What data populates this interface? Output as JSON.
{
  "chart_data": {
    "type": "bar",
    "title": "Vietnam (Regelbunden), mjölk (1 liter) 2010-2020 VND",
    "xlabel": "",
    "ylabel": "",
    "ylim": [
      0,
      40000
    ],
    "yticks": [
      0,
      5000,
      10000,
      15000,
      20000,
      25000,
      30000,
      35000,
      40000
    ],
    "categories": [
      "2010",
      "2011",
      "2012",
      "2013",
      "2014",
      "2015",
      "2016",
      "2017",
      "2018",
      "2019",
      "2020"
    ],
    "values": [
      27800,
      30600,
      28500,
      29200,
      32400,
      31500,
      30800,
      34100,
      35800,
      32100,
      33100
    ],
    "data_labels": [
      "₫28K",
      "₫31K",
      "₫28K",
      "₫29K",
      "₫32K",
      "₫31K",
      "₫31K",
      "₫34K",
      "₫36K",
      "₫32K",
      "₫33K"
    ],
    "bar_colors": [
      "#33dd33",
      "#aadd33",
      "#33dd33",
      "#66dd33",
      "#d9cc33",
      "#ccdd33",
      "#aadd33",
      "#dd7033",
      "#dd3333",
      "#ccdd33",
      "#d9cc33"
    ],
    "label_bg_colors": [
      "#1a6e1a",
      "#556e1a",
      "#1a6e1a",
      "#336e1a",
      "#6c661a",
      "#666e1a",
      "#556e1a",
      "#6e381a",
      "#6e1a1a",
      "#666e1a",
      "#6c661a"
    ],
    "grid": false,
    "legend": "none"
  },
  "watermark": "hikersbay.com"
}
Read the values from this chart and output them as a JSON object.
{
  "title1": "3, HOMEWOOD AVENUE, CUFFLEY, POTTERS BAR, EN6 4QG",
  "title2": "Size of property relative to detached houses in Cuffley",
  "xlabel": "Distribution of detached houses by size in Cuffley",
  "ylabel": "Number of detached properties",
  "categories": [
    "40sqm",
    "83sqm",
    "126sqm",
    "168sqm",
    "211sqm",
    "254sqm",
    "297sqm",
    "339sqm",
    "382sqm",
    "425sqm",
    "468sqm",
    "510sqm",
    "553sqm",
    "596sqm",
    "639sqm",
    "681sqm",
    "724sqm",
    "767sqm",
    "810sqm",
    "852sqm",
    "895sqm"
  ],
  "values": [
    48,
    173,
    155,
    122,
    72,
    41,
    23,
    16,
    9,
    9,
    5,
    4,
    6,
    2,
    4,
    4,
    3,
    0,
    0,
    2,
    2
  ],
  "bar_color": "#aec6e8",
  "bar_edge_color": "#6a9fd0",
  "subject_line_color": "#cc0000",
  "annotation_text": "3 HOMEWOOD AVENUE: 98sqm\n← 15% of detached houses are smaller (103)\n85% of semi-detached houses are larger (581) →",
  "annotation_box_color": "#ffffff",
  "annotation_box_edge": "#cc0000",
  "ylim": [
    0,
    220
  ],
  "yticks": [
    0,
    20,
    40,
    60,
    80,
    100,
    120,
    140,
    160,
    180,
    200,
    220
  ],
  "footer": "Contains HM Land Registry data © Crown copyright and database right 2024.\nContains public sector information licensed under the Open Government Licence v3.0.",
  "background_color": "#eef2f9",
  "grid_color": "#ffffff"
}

Objective: Repeat the records above exactly, from the first line to the last.

Finished answer:
What data populates this interface? Output as JSON.
{
  "chart_data": {
    "type": "bar",
    "title": "Vietnam (Regelbunden), mjölk (1 liter) 2010-2020 VND",
    "xlabel": "",
    "ylabel": "",
    "ylim": [
      0,
      40000
    ],
    "yticks": [
      0,
      5000,
      10000,
      15000,
      20000,
      25000,
      30000,
      35000,
      40000
    ],
    "categories": [
      "2010",
      "2011",
      "2012",
      "2013",
      "2014",
      "2015",
      "2016",
      "2017",
      "2018",
      "2019",
      "2020"
    ],
    "values": [
      27800,
      30600,
      28500,
      29200,
      32400,
      31500,
      30800,
      34100,
      35800,
      32100,
      33100
    ],
    "data_labels": [
      "₫28K",
      "₫31K",
      "₫28K",
      "₫29K",
      "₫32K",
      "₫31K",
      "₫31K",
      "₫34K",
      "₫36K",
      "₫32K",
      "₫33K"
    ],
    "bar_colors": [
      "#33dd33",
      "#aadd33",
      "#33dd33",
      "#66dd33",
      "#d9cc33",
      "#ccdd33",
      "#aadd33",
      "#dd7033",
      "#dd3333",
      "#ccdd33",
      "#d9cc33"
    ],
    "label_bg_colors": [
      "#1a6e1a",
      "#556e1a",
      "#1a6e1a",
      "#336e1a",
      "#6c661a",
      "#666e1a",
      "#556e1a",
      "#6e381a",
      "#6e1a1a",
      "#666e1a",
      "#6c661a"
    ],
    "grid": false,
    "legend": "none"
  },
  "watermark": "hikersbay.com"
}
Read the values from this chart and output them as a JSON object.
{
  "title1": "3, HOMEWOOD AVENUE, CUFFLEY, POTTERS BAR, EN6 4QG",
  "title2": "Size of property relative to detached houses in Cuffley",
  "xlabel": "Distribution of detached houses by size in Cuffley",
  "ylabel": "Number of detached properties",
  "categories": [
    "40sqm",
    "83sqm",
    "126sqm",
    "168sqm",
    "211sqm",
    "254sqm",
    "297sqm",
    "339sqm",
    "382sqm",
    "425sqm",
    "468sqm",
    "510sqm",
    "553sqm",
    "596sqm",
    "639sqm",
    "681sqm",
    "724sqm",
    "767sqm",
    "810sqm",
    "852sqm",
    "895sqm"
  ],
  "values": [
    48,
    173,
    155,
    122,
    72,
    41,
    23,
    16,
    9,
    9,
    5,
    4,
    6,
    2,
    4,
    4,
    3,
    0,
    0,
    2,
    2
  ],
  "bar_color": "#aec6e8",
  "bar_edge_color": "#6a9fd0",
  "subject_line_color": "#cc0000",
  "annotation_text": "3 HOMEWOOD AVENUE: 98sqm\n← 15% of detached houses are smaller (103)\n85% of semi-detached houses are larger (581) →",
  "annotation_box_color": "#ffffff",
  "annotation_box_edge": "#cc0000",
  "ylim": [
    0,
    220
  ],
  "yticks": [
    0,
    20,
    40,
    60,
    80,
    100,
    120,
    140,
    160,
    180,
    200,
    220
  ],
  "footer": "Contains HM Land Registry data © Crown copyright and database right 2024.\nContains public sector information licensed under the Open Government Licence v3.0.",
  "background_color": "#eef2f9",
  "grid_color": "#ffffff"
}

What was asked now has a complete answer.